### TASK INSTRUCTIONS
Output every line below exactly.

### RECORDS
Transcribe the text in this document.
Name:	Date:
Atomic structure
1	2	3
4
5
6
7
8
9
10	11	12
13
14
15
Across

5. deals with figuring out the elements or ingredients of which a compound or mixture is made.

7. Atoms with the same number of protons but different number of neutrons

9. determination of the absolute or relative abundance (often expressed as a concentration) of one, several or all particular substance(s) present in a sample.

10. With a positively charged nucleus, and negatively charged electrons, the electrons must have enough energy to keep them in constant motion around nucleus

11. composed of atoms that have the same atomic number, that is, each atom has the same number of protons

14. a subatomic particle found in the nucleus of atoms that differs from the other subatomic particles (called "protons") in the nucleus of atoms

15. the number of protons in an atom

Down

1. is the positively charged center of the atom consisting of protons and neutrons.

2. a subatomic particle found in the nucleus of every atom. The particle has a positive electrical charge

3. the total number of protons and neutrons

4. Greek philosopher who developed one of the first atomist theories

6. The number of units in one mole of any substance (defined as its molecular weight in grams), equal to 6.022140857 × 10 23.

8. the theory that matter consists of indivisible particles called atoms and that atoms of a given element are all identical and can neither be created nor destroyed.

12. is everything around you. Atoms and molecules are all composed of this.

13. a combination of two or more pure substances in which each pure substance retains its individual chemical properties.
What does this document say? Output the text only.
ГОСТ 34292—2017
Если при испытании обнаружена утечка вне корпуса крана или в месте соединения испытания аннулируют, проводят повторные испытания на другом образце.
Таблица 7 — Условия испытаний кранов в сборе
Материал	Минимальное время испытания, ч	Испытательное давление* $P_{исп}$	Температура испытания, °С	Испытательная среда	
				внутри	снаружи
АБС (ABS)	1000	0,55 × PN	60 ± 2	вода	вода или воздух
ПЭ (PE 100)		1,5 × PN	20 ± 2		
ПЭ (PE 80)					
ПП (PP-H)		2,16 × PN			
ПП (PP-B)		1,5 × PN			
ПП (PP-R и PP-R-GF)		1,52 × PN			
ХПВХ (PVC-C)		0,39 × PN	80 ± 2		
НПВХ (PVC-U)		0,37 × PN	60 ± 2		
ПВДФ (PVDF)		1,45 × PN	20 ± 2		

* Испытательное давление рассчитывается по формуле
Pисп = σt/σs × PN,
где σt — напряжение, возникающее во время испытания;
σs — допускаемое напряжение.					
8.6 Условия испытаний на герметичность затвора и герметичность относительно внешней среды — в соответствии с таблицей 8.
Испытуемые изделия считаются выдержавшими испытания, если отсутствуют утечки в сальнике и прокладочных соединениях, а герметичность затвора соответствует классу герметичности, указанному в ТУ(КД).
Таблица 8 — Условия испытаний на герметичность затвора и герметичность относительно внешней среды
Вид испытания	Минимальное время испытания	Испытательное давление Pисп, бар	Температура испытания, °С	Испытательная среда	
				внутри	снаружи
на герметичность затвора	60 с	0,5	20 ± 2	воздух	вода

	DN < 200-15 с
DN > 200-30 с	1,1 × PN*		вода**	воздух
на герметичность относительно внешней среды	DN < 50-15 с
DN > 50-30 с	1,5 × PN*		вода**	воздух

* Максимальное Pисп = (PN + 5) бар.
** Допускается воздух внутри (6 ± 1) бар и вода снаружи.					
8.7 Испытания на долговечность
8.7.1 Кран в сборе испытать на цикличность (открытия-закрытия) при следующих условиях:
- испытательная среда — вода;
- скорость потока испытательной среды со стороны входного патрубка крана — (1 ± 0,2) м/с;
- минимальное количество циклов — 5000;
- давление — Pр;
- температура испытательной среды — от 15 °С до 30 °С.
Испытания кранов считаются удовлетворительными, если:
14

### ANSWER TO THIS TASK
Transcribe the text in this document.
Name:	Date:
Atomic structure
1	2	3
4
5
6
7
8
9
10	11	12
13
14
15
Across

5. deals with figuring out the elements or ingredients of which a compound or mixture is made.

7. Atoms with the same number of protons but different number of neutrons

9. determination of the absolute or relative abundance (often expressed as a concentration) of one, several or all particular substance(s) present in a sample.

10. With a positively charged nucleus, and negatively charged electrons, the electrons must have enough energy to keep them in constant motion around nucleus

11. composed of atoms that have the same atomic number, that is, each atom has the same number of protons

14. a subatomic particle found in the nucleus of atoms that differs from the other subatomic particles (called "protons") in the nucleus of atoms

15. the number of protons in an atom

Down

1. is the positively charged center of the atom consisting of protons and neutrons.

2. a subatomic particle found in the nucleus of every atom. The particle has a positive electrical charge

3. the total number of protons and neutrons

4. Greek philosopher who developed one of the first atomist theories

6. The number of units in one mole of any substance (defined as its molecular weight in grams), equal to 6.022140857 × 10 23.

8. the theory that matter consists of indivisible particles called atoms and that atoms of a given element are all identical and can neither be created nor destroyed.

12. is everything around you. Atoms and molecules are all composed of this.

13. a combination of two or more pure substances in which each pure substance retains its individual chemical properties.
What does this document say? Output the text only.
ГОСТ 34292—2017
Если при испытании обнаружена утечка вне корпуса крана или в месте соединения испытания аннулируют, проводят повторные испытания на другом образце.
Таблица 7 — Условия испытаний кранов в сборе
Материал	Минимальное время испытания, ч	Испытательное давление* $P_{исп}$	Температура испытания, °С	Испытательная среда	
				внутри	снаружи
АБС (ABS)	1000	0,55 × PN	60 ± 2	вода	вода или воздух
ПЭ (PE 100)		1,5 × PN	20 ± 2		
ПЭ (PE 80)					
ПП (PP-H)		2,16 × PN			
ПП (PP-B)		1,5 × PN			
ПП (PP-R и PP-R-GF)		1,52 × PN			
ХПВХ (PVC-C)		0,39 × PN	80 ± 2		
НПВХ (PVC-U)		0,37 × PN	60 ± 2		
ПВДФ (PVDF)		1,45 × PN	20 ± 2		

* Испытательное давление рассчитывается по формуле
Pисп = σt/σs × PN,
где σt — напряжение, возникающее во время испытания;
σs — допускаемое напряжение.					
8.6 Условия испытаний на герметичность затвора и герметичность относительно внешней среды — в соответствии с таблицей 8.
Испытуемые изделия считаются выдержавшими испытания, если отсутствуют утечки в сальнике и прокладочных соединениях, а герметичность затвора соответствует классу герметичности, указанному в ТУ(КД).
Таблица 8 — Условия испытаний на герметичность затвора и герметичность относительно внешней среды
Вид испытания	Минимальное время испытания	Испытательное давление Pисп, бар	Температура испытания, °С	Испытательная среда	
				внутри	снаружи
на герметичность затвора	60 с	0,5	20 ± 2	воздух	вода

	DN < 200-15 с
DN > 200-30 с	1,1 × PN*		вода**	воздух
на герметичность относительно внешней среды	DN < 50-15 с
DN > 50-30 с	1,5 × PN*		вода**	воздух

* Максимальное Pисп = (PN + 5) бар.
** Допускается воздух внутри (6 ± 1) бар и вода снаружи.					
8.7 Испытания на долговечность
8.7.1 Кран в сборе испытать на цикличность (открытия-закрытия) при следующих условиях:
- испытательная среда — вода;
- скорость потока испытательной среды со стороны входного патрубка крана — (1 ± 0,2) м/с;
- минимальное количество циклов — 5000;
- давление — Pр;
- температура испытательной среды — от 15 °С до 30 °С.
Испытания кранов считаются удовлетворительными, если:
14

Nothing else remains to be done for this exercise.